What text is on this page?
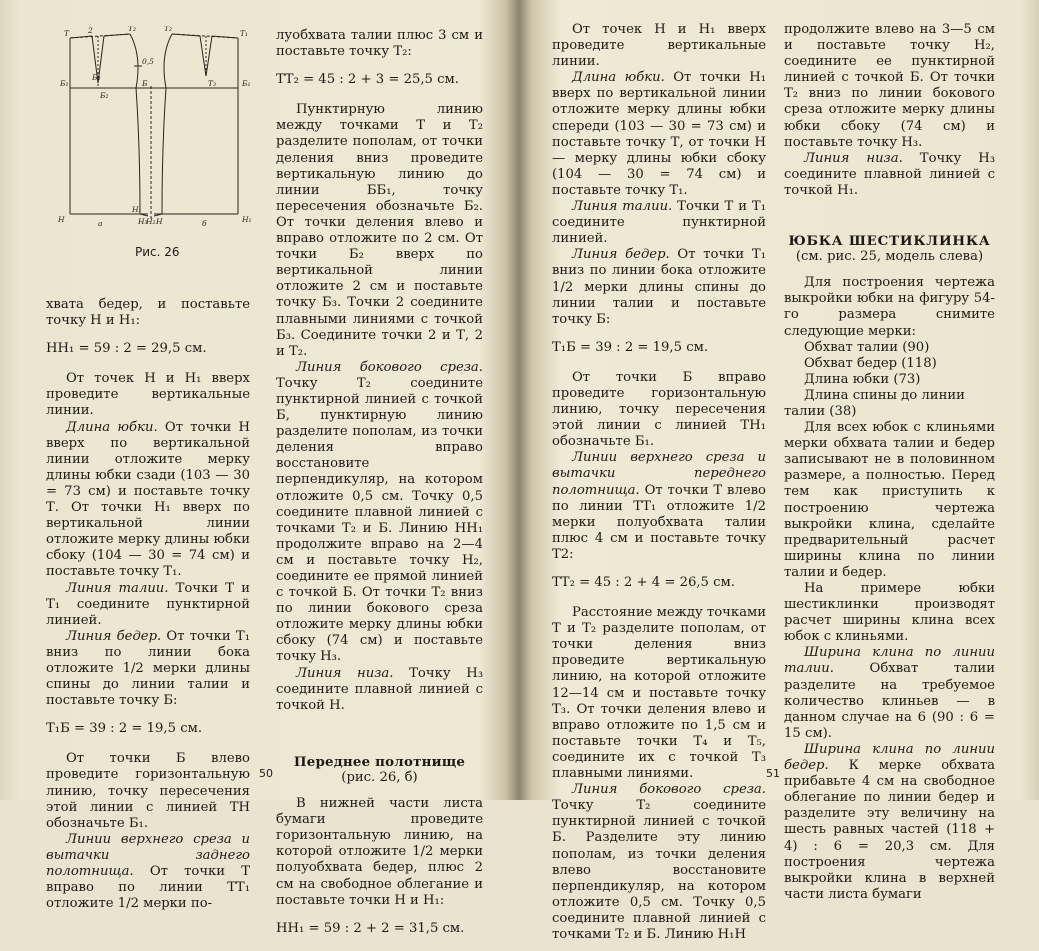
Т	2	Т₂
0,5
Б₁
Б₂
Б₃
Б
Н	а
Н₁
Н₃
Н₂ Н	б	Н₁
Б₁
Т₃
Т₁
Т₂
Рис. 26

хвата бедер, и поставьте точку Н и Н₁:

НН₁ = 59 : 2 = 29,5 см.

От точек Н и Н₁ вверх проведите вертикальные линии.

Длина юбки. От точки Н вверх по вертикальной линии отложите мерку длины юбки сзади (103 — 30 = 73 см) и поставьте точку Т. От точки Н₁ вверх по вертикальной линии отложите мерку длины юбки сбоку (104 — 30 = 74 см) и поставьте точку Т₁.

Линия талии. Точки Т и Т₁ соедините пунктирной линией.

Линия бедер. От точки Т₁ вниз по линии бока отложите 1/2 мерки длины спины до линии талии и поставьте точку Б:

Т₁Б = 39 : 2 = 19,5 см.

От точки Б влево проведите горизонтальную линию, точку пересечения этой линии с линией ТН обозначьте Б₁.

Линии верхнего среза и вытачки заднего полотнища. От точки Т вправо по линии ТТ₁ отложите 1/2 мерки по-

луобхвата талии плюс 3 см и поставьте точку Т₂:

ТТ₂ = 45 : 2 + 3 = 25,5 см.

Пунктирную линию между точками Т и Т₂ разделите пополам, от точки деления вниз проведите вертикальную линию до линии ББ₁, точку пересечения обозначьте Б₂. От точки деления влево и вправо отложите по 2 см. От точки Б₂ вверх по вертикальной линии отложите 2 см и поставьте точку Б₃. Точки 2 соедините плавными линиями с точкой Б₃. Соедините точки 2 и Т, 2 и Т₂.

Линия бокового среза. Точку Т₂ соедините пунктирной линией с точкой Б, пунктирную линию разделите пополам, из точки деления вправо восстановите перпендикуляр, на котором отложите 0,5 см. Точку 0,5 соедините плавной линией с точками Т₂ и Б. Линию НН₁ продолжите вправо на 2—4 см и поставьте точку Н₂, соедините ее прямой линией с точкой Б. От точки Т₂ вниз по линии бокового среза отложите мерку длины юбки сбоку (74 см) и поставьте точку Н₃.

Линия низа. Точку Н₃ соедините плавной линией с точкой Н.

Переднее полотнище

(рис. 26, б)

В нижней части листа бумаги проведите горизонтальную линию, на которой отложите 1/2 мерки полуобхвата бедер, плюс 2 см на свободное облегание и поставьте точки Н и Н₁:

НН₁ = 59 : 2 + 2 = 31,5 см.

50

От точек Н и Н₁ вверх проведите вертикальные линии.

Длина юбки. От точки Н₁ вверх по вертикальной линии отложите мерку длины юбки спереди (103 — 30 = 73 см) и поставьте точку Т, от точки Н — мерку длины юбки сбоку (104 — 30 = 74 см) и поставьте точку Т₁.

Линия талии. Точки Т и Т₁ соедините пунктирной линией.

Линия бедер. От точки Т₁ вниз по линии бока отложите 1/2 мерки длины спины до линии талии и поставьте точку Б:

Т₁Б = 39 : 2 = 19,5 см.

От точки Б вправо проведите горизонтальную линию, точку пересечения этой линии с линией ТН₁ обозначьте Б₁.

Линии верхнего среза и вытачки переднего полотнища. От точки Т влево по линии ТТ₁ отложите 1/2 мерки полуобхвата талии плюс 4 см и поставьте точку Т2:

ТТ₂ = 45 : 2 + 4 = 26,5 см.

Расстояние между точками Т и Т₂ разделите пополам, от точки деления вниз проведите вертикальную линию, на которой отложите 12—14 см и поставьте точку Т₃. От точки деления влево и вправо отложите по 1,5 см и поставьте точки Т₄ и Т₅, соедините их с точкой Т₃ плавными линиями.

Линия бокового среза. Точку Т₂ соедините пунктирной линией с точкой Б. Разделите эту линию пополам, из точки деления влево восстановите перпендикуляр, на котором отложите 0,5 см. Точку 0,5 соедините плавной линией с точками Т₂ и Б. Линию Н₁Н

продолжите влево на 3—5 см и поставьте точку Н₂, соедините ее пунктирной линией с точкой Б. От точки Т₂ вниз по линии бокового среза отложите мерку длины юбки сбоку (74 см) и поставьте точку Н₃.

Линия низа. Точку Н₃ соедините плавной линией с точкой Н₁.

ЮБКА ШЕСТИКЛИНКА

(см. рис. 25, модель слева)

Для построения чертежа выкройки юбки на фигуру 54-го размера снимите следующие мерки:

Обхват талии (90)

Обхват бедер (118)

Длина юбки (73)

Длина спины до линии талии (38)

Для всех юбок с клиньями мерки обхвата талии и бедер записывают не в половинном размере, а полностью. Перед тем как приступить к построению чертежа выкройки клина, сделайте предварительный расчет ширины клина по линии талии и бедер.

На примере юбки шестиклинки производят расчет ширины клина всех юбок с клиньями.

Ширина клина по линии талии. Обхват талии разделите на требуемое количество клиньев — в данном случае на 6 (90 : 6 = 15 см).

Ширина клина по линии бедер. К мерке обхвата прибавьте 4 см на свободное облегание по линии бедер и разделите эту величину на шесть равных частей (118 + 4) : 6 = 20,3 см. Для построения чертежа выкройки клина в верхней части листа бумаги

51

□ □ □ □ □

• [GIVEN PROBLEM]:
Transcribe every entry word for word, but omit the pictures.

• [PROBLEM SOLUTION]:
What text is on this page?
Т	2	Т₂
0,5
Б₁
Б₂
Б₃
Б
Н	а
Н₁
Н₃
Н₂ Н	б	Н₁
Б₁
Т₃
Т₁
Т₂
Рис. 26

хвата бедер, и поставьте точку Н и Н₁:

НН₁ = 59 : 2 = 29,5 см.

От точек Н и Н₁ вверх проведите вертикальные линии.

Длина юбки. От точки Н вверх по вертикальной линии отложите мерку длины юбки сзади (103 — 30 = 73 см) и поставьте точку Т. От точки Н₁ вверх по вертикальной линии отложите мерку длины юбки сбоку (104 — 30 = 74 см) и поставьте точку Т₁.

Линия талии. Точки Т и Т₁ соедините пунктирной линией.

Линия бедер. От точки Т₁ вниз по линии бока отложите 1/2 мерки длины спины до линии талии и поставьте точку Б:

Т₁Б = 39 : 2 = 19,5 см.

От точки Б влево проведите горизонтальную линию, точку пересечения этой линии с линией ТН обозначьте Б₁.

Линии верхнего среза и вытачки заднего полотнища. От точки Т вправо по линии ТТ₁ отложите 1/2 мерки по-

луобхвата талии плюс 3 см и поставьте точку Т₂:

ТТ₂ = 45 : 2 + 3 = 25,5 см.

Пунктирную линию между точками Т и Т₂ разделите пополам, от точки деления вниз проведите вертикальную линию до линии ББ₁, точку пересечения обозначьте Б₂. От точки деления влево и вправо отложите по 2 см. От точки Б₂ вверх по вертикальной линии отложите 2 см и поставьте точку Б₃. Точки 2 соедините плавными линиями с точкой Б₃. Соедините точки 2 и Т, 2 и Т₂.

Линия бокового среза. Точку Т₂ соедините пунктирной линией с точкой Б, пунктирную линию разделите пополам, из точки деления вправо восстановите перпендикуляр, на котором отложите 0,5 см. Точку 0,5 соедините плавной линией с точками Т₂ и Б. Линию НН₁ продолжите вправо на 2—4 см и поставьте точку Н₂, соедините ее прямой линией с точкой Б. От точки Т₂ вниз по линии бокового среза отложите мерку длины юбки сбоку (74 см) и поставьте точку Н₃.

Линия низа. Точку Н₃ соедините плавной линией с точкой Н.

Переднее полотнище

(рис. 26, б)

В нижней части листа бумаги проведите горизонтальную линию, на которой отложите 1/2 мерки полуобхвата бедер, плюс 2 см на свободное облегание и поставьте точки Н и Н₁:

НН₁ = 59 : 2 + 2 = 31,5 см.

50

От точек Н и Н₁ вверх проведите вертикальные линии.

Длина юбки. От точки Н₁ вверх по вертикальной линии отложите мерку длины юбки спереди (103 — 30 = 73 см) и поставьте точку Т, от точки Н — мерку длины юбки сбоку (104 — 30 = 74 см) и поставьте точку Т₁.

Линия талии. Точки Т и Т₁ соедините пунктирной линией.

Линия бедер. От точки Т₁ вниз по линии бока отложите 1/2 мерки длины спины до линии талии и поставьте точку Б:

Т₁Б = 39 : 2 = 19,5 см.

От точки Б вправо проведите горизонтальную линию, точку пересечения этой линии с линией ТН₁ обозначьте Б₁.

Линии верхнего среза и вытачки переднего полотнища. От точки Т влево по линии ТТ₁ отложите 1/2 мерки полуобхвата талии плюс 4 см и поставьте точку Т2:

ТТ₂ = 45 : 2 + 4 = 26,5 см.

Расстояние между точками Т и Т₂ разделите пополам, от точки деления вниз проведите вертикальную линию, на которой отложите 12—14 см и поставьте точку Т₃. От точки деления влево и вправо отложите по 1,5 см и поставьте точки Т₄ и Т₅, соедините их с точкой Т₃ плавными линиями.

Линия бокового среза. Точку Т₂ соедините пунктирной линией с точкой Б. Разделите эту линию пополам, из точки деления влево восстановите перпендикуляр, на котором отложите 0,5 см. Точку 0,5 соедините плавной линией с точками Т₂ и Б. Линию Н₁Н

продолжите влево на 3—5 см и поставьте точку Н₂, соедините ее пунктирной линией с точкой Б. От точки Т₂ вниз по линии бокового среза отложите мерку длины юбки сбоку (74 см) и поставьте точку Н₃.

Линия низа. Точку Н₃ соедините плавной линией с точкой Н₁.

ЮБКА ШЕСТИКЛИНКА

(см. рис. 25, модель слева)

Для построения чертежа выкройки юбки на фигуру 54-го размера снимите следующие мерки:

Обхват талии (90)

Обхват бедер (118)

Длина юбки (73)

Длина спины до линии талии (38)

Для всех юбок с клиньями мерки обхвата талии и бедер записывают не в половинном размере, а полностью. Перед тем как приступить к построению чертежа выкройки клина, сделайте предварительный расчет ширины клина по линии талии и бедер.

На примере юбки шестиклинки производят расчет ширины клина всех юбок с клиньями.

Ширина клина по линии талии. Обхват талии разделите на требуемое количество клиньев — в данном случае на 6 (90 : 6 = 15 см).

Ширина клина по линии бедер. К мерке обхвата прибавьте 4 см на свободное облегание по линии бедер и разделите эту величину на шесть равных частей (118 + 4) : 6 = 20,3 см. Для построения чертежа выкройки клина в верхней части листа бумаги

51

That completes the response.